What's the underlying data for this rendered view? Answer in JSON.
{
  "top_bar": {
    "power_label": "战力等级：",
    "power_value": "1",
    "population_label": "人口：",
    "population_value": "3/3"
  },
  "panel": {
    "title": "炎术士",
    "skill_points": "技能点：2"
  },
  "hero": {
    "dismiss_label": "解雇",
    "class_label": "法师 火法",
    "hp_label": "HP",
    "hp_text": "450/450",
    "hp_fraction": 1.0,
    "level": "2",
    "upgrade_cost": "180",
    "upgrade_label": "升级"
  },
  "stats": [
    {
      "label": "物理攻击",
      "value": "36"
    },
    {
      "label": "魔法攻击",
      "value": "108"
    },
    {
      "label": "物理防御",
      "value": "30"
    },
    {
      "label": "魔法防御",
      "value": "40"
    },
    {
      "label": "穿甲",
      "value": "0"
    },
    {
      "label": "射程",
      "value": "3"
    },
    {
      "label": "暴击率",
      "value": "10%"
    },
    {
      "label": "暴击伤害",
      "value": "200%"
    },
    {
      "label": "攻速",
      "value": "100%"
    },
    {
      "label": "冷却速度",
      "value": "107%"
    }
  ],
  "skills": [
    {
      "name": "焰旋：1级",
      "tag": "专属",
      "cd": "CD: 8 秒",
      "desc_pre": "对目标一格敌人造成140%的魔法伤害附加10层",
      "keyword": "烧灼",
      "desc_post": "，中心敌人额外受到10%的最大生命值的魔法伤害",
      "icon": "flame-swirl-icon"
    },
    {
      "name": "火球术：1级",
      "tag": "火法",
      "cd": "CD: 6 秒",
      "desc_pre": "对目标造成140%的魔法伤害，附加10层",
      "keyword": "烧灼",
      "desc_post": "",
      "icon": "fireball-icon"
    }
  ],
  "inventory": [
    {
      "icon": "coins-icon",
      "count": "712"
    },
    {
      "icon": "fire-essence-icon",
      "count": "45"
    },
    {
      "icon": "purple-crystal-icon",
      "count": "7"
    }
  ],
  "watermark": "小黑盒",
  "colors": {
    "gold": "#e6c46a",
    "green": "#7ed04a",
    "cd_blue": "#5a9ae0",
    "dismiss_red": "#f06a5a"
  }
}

**Directions:** Answer with one number: how many lines in the listing hold "icon".

**Written reply:** 5